(Extracted records)
========
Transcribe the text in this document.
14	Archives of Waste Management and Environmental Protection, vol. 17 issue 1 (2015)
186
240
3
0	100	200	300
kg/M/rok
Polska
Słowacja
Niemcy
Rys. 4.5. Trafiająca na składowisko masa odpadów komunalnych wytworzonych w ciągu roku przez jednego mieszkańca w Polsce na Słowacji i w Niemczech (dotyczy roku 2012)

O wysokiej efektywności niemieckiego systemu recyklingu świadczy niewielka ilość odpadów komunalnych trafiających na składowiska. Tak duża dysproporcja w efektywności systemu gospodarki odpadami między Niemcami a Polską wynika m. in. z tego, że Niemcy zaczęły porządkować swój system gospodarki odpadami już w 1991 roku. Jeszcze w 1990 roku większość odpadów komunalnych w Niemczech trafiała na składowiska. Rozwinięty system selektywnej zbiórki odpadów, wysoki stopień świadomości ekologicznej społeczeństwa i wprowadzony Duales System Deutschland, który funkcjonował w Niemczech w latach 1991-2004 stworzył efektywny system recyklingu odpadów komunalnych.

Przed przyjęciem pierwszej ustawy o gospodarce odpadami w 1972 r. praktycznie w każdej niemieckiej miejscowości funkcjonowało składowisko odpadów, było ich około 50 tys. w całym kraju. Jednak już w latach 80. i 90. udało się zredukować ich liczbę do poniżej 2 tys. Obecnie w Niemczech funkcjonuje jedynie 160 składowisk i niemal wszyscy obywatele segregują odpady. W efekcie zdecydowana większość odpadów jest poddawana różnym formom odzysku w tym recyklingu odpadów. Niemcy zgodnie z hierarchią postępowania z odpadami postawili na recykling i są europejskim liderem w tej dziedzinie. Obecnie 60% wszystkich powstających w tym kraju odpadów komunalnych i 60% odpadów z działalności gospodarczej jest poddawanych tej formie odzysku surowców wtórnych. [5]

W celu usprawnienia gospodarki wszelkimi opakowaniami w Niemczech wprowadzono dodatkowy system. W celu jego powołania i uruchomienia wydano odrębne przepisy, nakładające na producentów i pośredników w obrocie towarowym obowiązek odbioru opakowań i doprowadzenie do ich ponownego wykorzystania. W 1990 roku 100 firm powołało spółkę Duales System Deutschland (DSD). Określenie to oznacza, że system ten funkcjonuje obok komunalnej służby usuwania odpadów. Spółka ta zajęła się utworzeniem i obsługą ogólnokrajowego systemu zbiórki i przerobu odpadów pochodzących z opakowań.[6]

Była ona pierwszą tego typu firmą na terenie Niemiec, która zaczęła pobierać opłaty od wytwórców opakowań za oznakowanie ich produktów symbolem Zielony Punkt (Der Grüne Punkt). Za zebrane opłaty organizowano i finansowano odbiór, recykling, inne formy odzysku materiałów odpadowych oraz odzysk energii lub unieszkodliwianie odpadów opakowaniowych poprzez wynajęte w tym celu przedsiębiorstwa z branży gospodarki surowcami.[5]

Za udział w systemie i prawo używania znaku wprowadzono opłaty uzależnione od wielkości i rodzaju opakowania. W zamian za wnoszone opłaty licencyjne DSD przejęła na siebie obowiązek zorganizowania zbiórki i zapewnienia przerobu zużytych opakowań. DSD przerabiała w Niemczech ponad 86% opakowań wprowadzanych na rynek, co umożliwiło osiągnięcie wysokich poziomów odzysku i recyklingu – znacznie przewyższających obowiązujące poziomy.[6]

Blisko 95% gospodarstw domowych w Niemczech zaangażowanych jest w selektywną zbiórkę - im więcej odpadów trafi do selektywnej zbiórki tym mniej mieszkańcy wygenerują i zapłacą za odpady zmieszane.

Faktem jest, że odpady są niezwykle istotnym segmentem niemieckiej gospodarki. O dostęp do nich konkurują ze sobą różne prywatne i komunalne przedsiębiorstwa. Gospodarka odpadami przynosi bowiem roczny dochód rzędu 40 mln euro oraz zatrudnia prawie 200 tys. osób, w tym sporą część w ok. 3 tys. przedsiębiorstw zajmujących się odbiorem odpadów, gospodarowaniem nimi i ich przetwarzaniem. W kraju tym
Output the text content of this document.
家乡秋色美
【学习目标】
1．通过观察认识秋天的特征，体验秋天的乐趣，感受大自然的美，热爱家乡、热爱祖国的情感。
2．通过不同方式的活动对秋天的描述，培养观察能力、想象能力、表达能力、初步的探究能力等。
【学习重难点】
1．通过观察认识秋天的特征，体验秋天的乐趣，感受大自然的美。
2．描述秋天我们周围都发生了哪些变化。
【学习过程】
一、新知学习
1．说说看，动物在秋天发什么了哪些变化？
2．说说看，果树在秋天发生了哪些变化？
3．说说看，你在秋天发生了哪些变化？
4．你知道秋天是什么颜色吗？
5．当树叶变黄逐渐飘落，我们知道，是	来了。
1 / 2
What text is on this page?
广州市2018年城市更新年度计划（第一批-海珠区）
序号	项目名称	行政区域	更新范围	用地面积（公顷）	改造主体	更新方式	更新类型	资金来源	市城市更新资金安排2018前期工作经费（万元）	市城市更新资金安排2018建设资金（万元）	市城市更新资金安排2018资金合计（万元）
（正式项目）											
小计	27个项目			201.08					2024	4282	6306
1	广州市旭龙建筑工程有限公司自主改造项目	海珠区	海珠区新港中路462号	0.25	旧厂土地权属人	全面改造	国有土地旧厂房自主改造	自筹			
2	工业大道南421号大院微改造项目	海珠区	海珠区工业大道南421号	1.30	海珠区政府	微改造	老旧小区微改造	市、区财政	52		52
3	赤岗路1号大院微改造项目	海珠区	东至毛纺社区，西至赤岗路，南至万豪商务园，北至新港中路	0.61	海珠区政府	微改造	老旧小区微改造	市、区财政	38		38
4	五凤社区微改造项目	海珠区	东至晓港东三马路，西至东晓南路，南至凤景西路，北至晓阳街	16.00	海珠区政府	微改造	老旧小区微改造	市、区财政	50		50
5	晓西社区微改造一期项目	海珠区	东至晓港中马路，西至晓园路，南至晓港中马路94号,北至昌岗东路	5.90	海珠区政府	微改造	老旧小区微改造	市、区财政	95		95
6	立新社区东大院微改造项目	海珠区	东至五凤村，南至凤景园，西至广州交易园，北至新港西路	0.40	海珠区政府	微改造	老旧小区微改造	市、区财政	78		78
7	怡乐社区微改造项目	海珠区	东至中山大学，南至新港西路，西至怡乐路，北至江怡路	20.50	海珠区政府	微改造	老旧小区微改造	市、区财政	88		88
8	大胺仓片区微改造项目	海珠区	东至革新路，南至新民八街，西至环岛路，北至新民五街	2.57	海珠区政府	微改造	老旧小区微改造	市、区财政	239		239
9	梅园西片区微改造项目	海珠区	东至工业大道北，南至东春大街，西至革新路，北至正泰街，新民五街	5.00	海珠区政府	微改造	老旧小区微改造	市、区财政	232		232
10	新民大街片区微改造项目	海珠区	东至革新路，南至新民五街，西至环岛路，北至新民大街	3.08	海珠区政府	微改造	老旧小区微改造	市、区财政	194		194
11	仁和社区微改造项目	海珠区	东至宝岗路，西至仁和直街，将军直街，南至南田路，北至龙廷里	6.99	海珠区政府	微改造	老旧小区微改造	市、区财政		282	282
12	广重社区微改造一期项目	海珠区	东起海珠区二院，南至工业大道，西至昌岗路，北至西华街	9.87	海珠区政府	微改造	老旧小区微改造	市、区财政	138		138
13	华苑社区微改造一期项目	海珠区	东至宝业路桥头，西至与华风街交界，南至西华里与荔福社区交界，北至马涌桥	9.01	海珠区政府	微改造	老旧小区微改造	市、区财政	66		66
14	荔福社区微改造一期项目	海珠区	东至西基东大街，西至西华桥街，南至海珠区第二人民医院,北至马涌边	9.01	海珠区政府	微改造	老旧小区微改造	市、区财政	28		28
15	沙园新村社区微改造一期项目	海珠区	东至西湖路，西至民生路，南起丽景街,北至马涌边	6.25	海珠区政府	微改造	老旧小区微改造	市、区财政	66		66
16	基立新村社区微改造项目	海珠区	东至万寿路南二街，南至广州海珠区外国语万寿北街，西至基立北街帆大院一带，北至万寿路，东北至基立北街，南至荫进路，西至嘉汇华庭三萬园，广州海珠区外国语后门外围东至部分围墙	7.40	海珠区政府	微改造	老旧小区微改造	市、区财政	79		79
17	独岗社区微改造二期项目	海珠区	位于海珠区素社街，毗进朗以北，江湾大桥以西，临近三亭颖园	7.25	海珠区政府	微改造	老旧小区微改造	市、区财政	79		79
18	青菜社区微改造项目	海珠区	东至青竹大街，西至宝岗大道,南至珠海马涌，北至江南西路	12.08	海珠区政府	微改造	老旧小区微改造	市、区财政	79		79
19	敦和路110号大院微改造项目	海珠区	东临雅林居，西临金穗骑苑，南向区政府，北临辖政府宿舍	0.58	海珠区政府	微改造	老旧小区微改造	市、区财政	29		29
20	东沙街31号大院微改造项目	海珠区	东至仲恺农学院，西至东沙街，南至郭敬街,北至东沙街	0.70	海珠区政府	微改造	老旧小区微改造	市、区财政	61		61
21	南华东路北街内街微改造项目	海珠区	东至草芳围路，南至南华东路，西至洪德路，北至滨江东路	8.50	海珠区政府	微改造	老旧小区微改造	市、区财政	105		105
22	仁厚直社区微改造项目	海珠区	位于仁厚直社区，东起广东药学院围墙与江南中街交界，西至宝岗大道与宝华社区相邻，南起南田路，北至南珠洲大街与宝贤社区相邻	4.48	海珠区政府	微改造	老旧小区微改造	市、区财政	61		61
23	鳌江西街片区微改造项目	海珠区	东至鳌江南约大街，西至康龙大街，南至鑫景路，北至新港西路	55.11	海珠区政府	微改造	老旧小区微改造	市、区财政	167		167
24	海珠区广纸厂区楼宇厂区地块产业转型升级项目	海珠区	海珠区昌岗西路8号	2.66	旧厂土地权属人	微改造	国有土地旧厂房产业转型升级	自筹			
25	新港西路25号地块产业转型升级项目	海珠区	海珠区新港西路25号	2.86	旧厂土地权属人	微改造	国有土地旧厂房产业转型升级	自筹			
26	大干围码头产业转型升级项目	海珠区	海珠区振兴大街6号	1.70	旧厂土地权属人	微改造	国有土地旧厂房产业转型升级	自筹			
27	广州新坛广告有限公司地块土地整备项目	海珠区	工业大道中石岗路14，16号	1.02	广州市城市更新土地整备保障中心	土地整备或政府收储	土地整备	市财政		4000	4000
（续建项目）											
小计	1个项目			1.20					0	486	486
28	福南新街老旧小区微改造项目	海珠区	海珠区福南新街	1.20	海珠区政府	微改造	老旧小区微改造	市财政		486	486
========
### Work to be completed
Gather up every line in the data above that contains the word "funkcjonuje", copying each one.

### The output
Przed przyjęciem pierwszej ustawy o gospodarce odpadami w 1972 r. praktycznie w każdej niemieckiej miejscowości funkcjonowało składowisko odpadów, było ich około 50 tys. w całym kraju. Jednak już w latach 80. i 90. udało się zredukować ich liczbę do poniżej 2 tys. Obecnie w Niemczech funkcjonuje jedynie 160 składowisk i niemal wszyscy obywatele segregują odpady. W efekcie zdecydowana większość odpadów jest poddawana różnym formom odzysku w tym recyklingu odpadów. Niemcy zgodnie z hierarchią postępowania z odpadami postawili na recykling i są europejskim liderem w tej dziedzinie. Obecnie 60% wszystkich powstających w tym kraju odpadów komunalnych i 60% odpadów z działalności gospodarczej jest poddawanych tej formie odzysku surowców wtórnych. [5]
W celu usprawnienia gospodarki wszelkimi opakowaniami w Niemczech wprowadzono dodatkowy system. W celu jego powołania i uruchomienia wydano odrębne przepisy, nakładające na producentów i pośredników w obrocie towarowym obowiązek odbioru opakowań i doprowadzenie do ich ponownego wykorzystania. W 1990 roku 100 firm powołało spółkę Duales System Deutschland (DSD). Określenie to oznacza, że system ten funkcjonuje obok komunalnej służby usuwania odpadów. Spółka ta zajęła się utworzeniem i obsługą ogólnokrajowego systemu zbiórki i przerobu odpadów pochodzących z opakowań.[6]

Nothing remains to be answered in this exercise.